Given task: Select the lines that contain "this" and copy each of them.
--- START Data shown ---
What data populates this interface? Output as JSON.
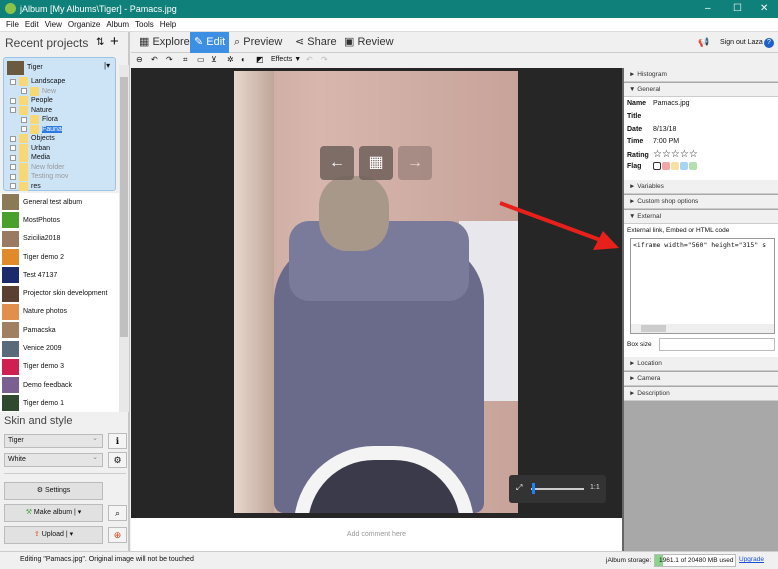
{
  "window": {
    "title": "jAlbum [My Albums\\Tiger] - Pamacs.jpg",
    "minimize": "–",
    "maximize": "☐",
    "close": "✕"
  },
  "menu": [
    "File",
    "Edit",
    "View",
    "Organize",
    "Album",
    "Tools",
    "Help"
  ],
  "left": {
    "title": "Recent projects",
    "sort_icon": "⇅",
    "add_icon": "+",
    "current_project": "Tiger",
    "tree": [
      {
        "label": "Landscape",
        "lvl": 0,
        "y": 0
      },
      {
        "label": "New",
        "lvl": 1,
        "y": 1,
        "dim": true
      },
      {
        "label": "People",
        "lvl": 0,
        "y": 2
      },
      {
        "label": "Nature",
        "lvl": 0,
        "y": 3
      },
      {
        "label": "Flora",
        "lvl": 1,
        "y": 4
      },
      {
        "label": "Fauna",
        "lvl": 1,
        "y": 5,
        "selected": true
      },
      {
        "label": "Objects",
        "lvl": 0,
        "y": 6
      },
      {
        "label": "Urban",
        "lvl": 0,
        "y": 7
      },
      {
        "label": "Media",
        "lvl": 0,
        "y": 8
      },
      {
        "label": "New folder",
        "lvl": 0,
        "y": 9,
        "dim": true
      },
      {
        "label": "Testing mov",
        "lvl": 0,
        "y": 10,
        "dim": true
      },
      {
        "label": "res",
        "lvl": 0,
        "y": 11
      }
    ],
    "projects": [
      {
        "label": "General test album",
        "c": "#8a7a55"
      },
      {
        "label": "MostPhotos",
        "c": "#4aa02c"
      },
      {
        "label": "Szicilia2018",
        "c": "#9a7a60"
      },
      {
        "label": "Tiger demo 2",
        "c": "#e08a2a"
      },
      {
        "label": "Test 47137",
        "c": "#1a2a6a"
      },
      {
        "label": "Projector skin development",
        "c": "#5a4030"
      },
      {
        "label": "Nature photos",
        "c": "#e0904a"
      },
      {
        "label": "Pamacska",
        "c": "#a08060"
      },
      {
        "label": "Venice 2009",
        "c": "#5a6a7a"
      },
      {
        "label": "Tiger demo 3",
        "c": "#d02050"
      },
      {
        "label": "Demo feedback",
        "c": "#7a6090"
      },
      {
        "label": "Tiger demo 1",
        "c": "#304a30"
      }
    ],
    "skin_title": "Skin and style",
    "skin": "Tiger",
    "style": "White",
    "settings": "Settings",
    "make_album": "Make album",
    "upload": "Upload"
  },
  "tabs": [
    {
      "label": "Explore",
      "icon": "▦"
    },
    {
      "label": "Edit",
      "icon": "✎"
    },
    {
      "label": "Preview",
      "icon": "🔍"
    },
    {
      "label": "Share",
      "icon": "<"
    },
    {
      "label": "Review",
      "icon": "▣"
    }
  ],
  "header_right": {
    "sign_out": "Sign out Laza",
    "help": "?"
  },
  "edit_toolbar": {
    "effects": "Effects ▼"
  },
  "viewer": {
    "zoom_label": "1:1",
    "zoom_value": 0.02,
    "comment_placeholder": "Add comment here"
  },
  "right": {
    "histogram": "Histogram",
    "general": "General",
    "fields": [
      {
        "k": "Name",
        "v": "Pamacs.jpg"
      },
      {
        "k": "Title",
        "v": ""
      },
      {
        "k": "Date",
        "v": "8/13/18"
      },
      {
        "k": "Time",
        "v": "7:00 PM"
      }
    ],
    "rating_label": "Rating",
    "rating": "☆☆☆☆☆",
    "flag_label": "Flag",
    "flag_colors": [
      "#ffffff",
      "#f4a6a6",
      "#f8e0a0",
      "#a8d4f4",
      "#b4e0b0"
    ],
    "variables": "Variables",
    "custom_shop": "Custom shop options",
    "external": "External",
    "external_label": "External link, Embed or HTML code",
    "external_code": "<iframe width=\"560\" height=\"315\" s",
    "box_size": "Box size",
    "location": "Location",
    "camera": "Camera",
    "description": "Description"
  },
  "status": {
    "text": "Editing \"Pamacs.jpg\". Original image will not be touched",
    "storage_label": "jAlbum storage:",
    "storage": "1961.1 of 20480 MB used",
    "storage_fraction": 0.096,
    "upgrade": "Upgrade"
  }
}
--- END Data shown ---
--- START Data shown ---
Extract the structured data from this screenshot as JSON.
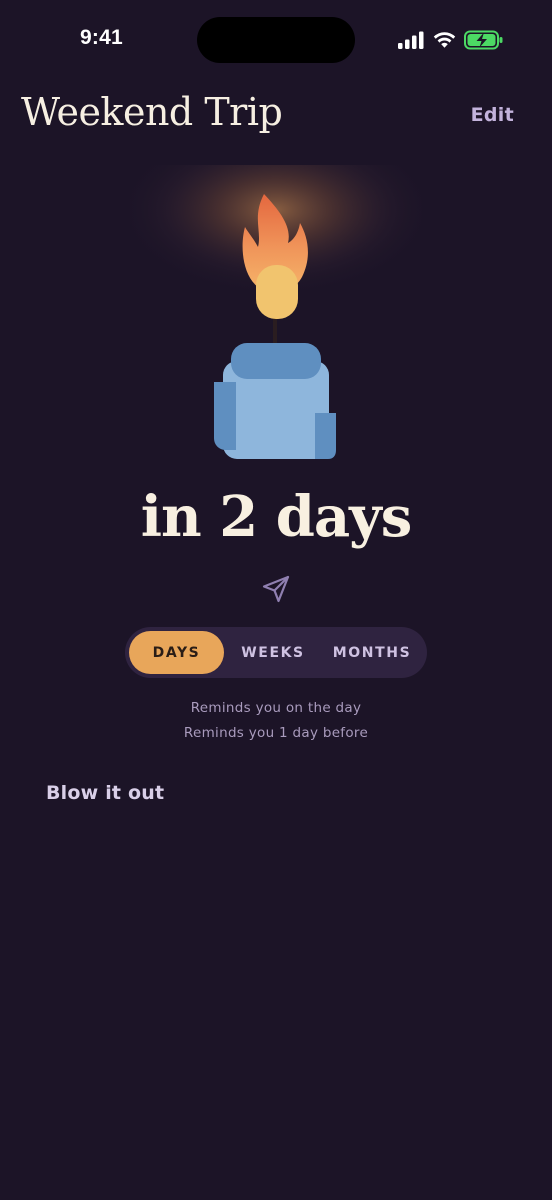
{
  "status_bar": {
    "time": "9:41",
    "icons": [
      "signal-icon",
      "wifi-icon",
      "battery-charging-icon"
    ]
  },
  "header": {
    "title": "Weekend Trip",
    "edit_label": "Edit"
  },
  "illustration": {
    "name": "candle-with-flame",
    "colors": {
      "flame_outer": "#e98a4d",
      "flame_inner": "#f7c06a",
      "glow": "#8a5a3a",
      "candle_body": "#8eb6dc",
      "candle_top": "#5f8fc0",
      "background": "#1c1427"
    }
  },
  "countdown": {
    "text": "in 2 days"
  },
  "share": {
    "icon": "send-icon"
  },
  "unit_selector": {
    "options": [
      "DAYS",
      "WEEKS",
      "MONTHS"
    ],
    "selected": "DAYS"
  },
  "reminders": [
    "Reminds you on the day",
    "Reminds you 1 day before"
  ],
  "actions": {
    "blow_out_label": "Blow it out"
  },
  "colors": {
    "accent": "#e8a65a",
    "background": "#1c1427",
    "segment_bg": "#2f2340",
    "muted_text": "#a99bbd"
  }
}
--- END Data shown ---
--- START Data shown ---
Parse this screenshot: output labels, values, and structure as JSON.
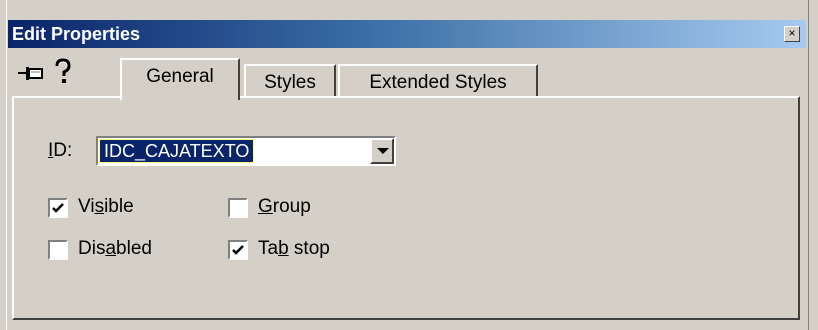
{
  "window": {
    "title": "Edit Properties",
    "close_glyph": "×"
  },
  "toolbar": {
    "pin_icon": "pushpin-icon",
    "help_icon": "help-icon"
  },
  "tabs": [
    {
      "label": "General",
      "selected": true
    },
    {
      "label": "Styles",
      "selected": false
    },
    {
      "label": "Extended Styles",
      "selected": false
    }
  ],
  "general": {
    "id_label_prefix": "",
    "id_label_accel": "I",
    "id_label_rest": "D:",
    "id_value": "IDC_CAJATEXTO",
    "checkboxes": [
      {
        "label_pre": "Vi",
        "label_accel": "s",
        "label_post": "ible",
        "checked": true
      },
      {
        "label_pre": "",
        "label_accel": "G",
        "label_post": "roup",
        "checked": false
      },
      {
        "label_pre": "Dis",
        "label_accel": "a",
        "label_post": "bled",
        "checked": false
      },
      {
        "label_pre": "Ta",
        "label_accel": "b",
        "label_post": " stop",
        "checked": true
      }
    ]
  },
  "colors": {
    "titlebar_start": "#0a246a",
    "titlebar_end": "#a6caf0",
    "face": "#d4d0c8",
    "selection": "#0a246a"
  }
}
--- END Data shown ---
Exercise solution:
What data populates this interface? Output as JSON.
Extract the structured data from this screenshot as JSON.
Parse this screenshot: output labels, values, and structure as JSON.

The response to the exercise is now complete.